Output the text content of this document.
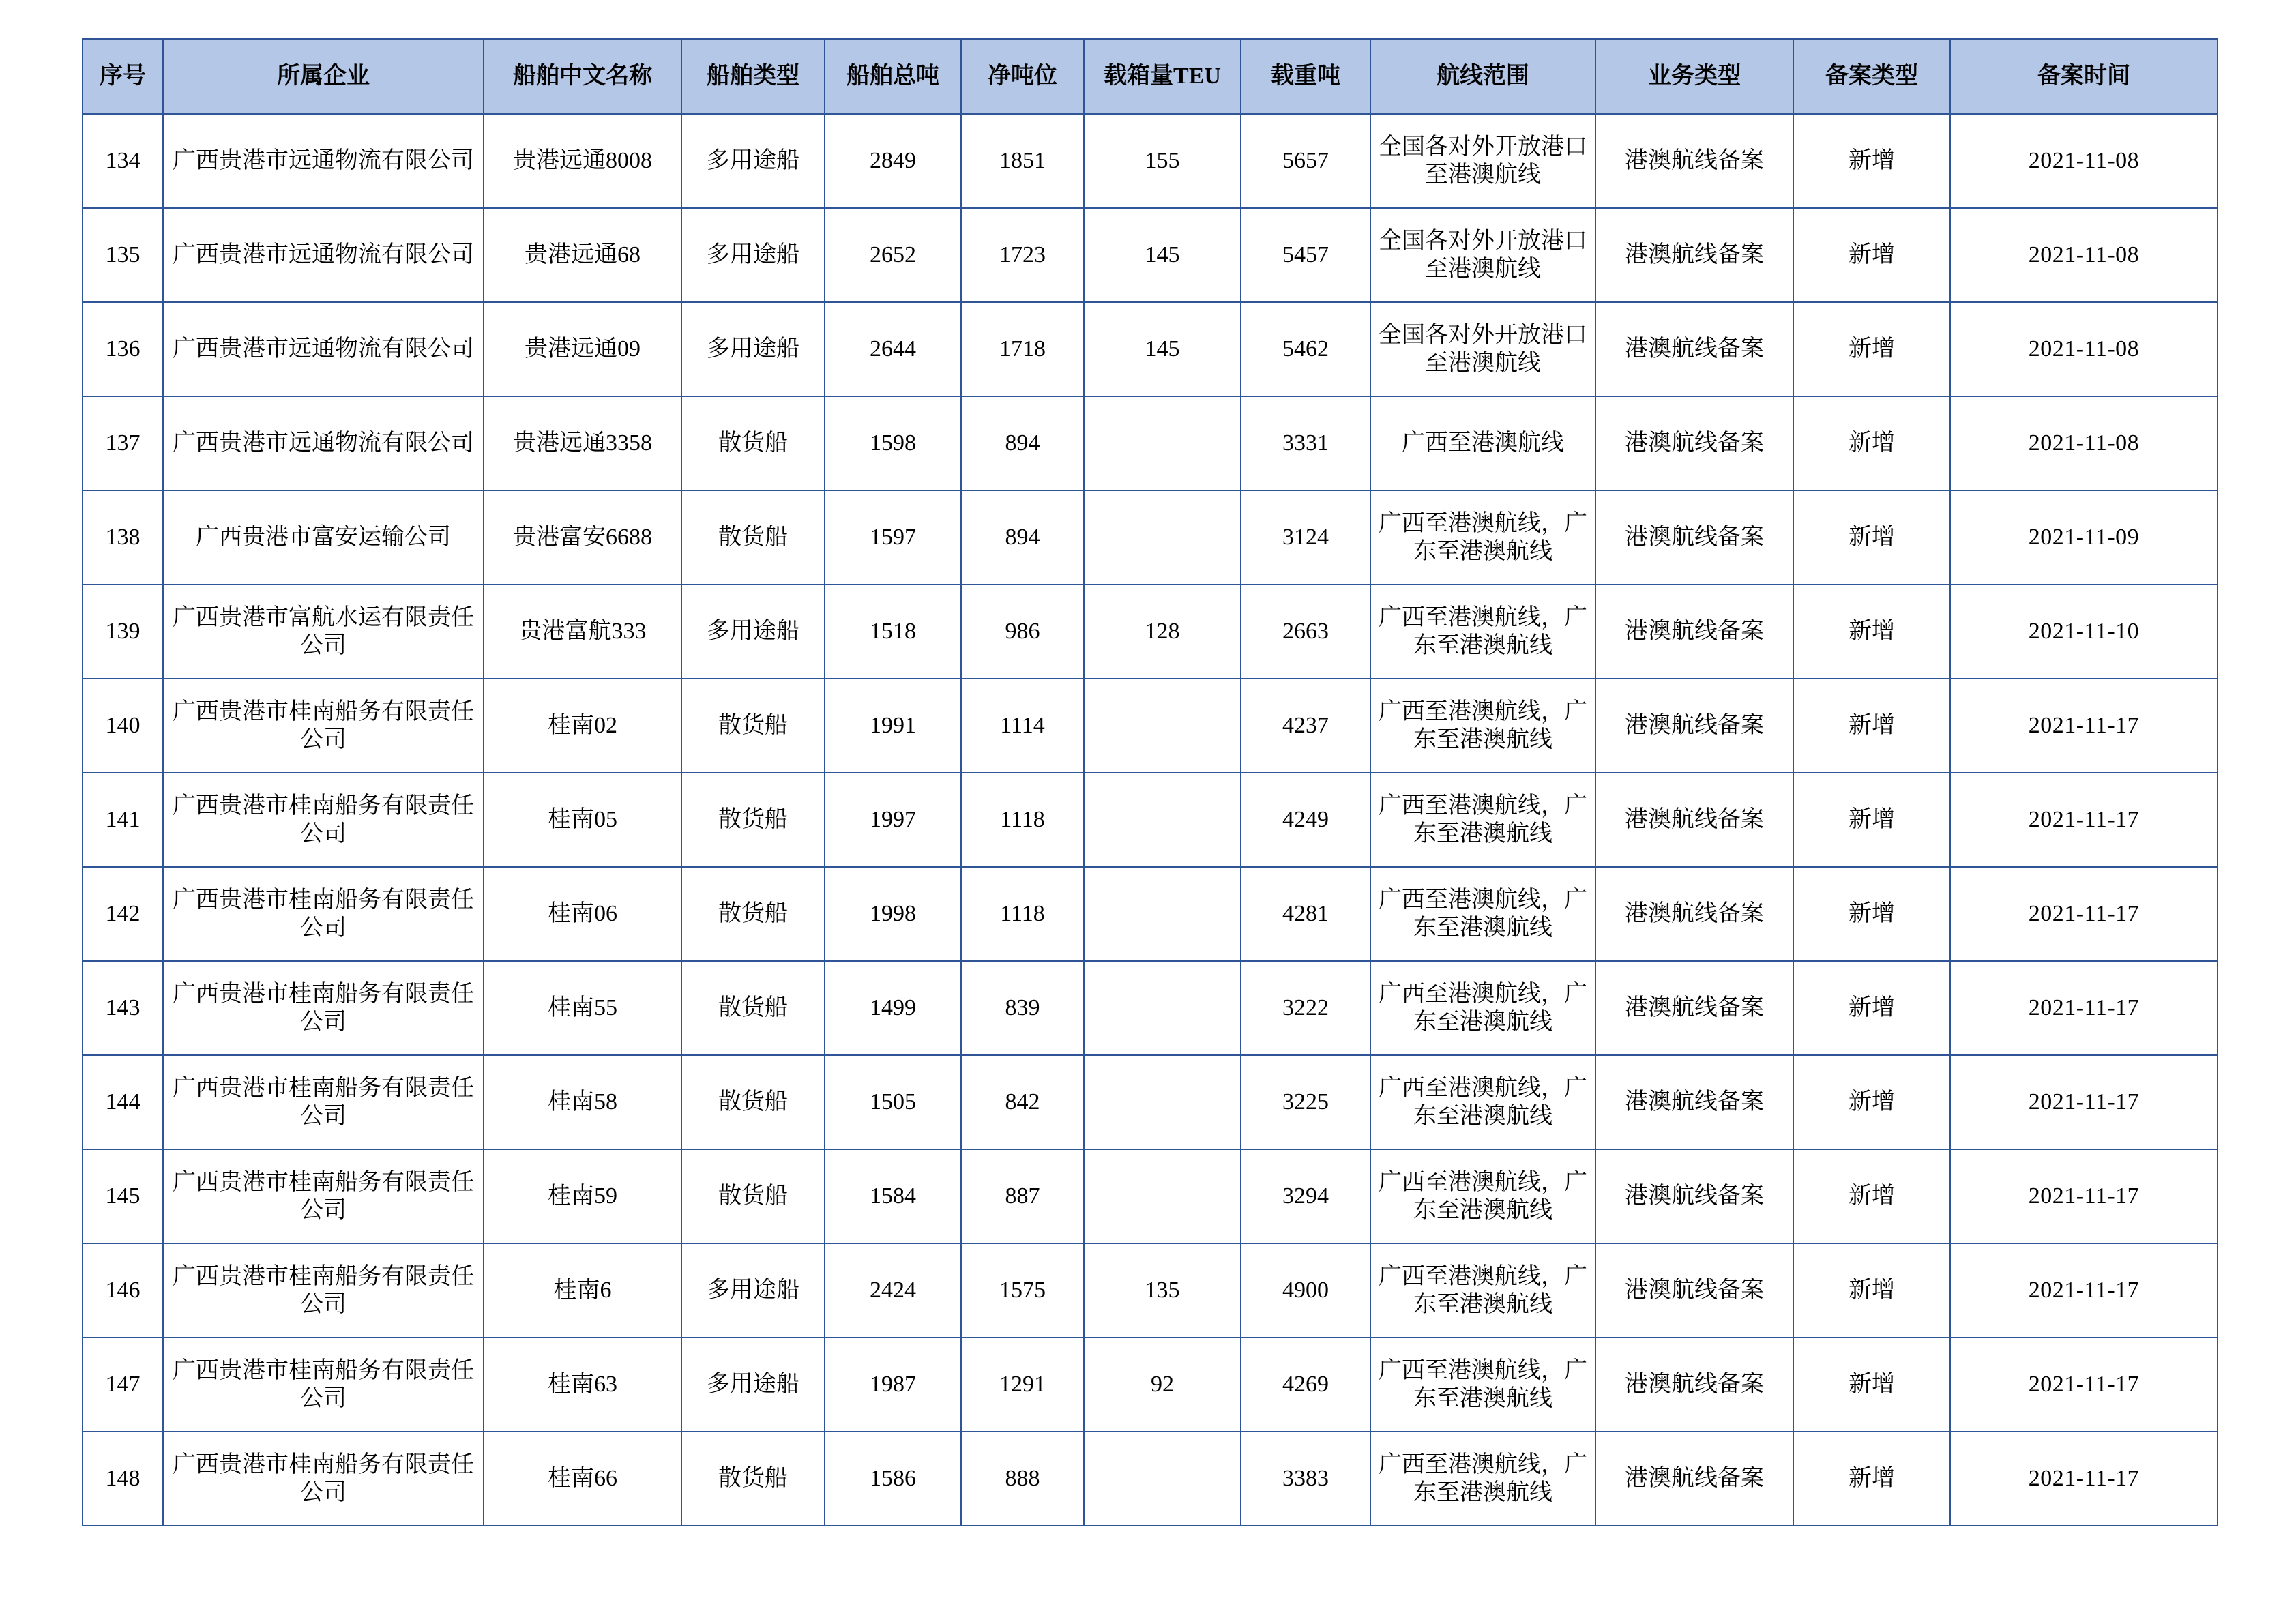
序号	所属企业	船舶中文名称	船舶类型	船舶总吨	净吨位	载箱量TEU	载重吨	航线范围	业务类型	备案类型	备案时间
134	广西贵港市远通物流有限公司	贵港远通8008	多用途船	2849	1851	155	5657	全国各对外开放港口至港澳航线	港澳航线备案	新增	2021-11-08
135	广西贵港市远通物流有限公司	贵港远通68	多用途船	2652	1723	145	5457	全国各对外开放港口至港澳航线	港澳航线备案	新增	2021-11-08
136	广西贵港市远通物流有限公司	贵港远通09	多用途船	2644	1718	145	5462	全国各对外开放港口至港澳航线	港澳航线备案	新增	2021-11-08
137	广西贵港市远通物流有限公司	贵港远通3358	散货船	1598	894		3331	广西至港澳航线	港澳航线备案	新增	2021-11-08
138	广西贵港市富安运输公司	贵港富安6688	散货船	1597	894		3124	广西至港澳航线，广东至港澳航线	港澳航线备案	新增	2021-11-09
139	广西贵港市富航水运有限责任公司	贵港富航333	多用途船	1518	986	128	2663	广西至港澳航线，广东至港澳航线	港澳航线备案	新增	2021-11-10
140	广西贵港市桂南船务有限责任公司	桂南02	散货船	1991	1114		4237	广西至港澳航线，广东至港澳航线	港澳航线备案	新增	2021-11-17
141	广西贵港市桂南船务有限责任公司	桂南05	散货船	1997	1118		4249	广西至港澳航线，广东至港澳航线	港澳航线备案	新增	2021-11-17
142	广西贵港市桂南船务有限责任公司	桂南06	散货船	1998	1118		4281	广西至港澳航线，广东至港澳航线	港澳航线备案	新增	2021-11-17
143	广西贵港市桂南船务有限责任公司	桂南55	散货船	1499	839		3222	广西至港澳航线，广东至港澳航线	港澳航线备案	新增	2021-11-17
144	广西贵港市桂南船务有限责任公司	桂南58	散货船	1505	842		3225	广西至港澳航线，广东至港澳航线	港澳航线备案	新增	2021-11-17
145	广西贵港市桂南船务有限责任公司	桂南59	散货船	1584	887		3294	广西至港澳航线，广东至港澳航线	港澳航线备案	新增	2021-11-17
146	广西贵港市桂南船务有限责任公司	桂南6	多用途船	2424	1575	135	4900	广西至港澳航线，广东至港澳航线	港澳航线备案	新增	2021-11-17
147	广西贵港市桂南船务有限责任公司	桂南63	多用途船	1987	1291	92	4269	广西至港澳航线，广东至港澳航线	港澳航线备案	新增	2021-11-17
148	广西贵港市桂南船务有限责任公司	桂南66	散货船	1586	888		3383	广西至港澳航线，广东至港澳航线	港澳航线备案	新增	2021-11-17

**What to produce:** Where a line holds the string "广西贵港市桂南船务有限责任公司", copy that line.

**Output below:**
140	广西贵港市桂南船务有限责任公司	桂南02	散货船	1991	1114		4237	广西至港澳航线，广东至港澳航线	港澳航线备案	新增	2021-11-17
141	广西贵港市桂南船务有限责任公司	桂南05	散货船	1997	1118		4249	广西至港澳航线，广东至港澳航线	港澳航线备案	新增	2021-11-17
142	广西贵港市桂南船务有限责任公司	桂南06	散货船	1998	1118		4281	广西至港澳航线，广东至港澳航线	港澳航线备案	新增	2021-11-17
143	广西贵港市桂南船务有限责任公司	桂南55	散货船	1499	839		3222	广西至港澳航线，广东至港澳航线	港澳航线备案	新增	2021-11-17
144	广西贵港市桂南船务有限责任公司	桂南58	散货船	1505	842		3225	广西至港澳航线，广东至港澳航线	港澳航线备案	新增	2021-11-17
145	广西贵港市桂南船务有限责任公司	桂南59	散货船	1584	887		3294	广西至港澳航线，广东至港澳航线	港澳航线备案	新增	2021-11-17
146	广西贵港市桂南船务有限责任公司	桂南6	多用途船	2424	1575	135	4900	广西至港澳航线，广东至港澳航线	港澳航线备案	新增	2021-11-17
147	广西贵港市桂南船务有限责任公司	桂南63	多用途船	1987	1291	92	4269	广西至港澳航线，广东至港澳航线	港澳航线备案	新增	2021-11-17
148	广西贵港市桂南船务有限责任公司	桂南66	散货船	1586	888		3383	广西至港澳航线，广东至港澳航线	港澳航线备案	新增	2021-11-17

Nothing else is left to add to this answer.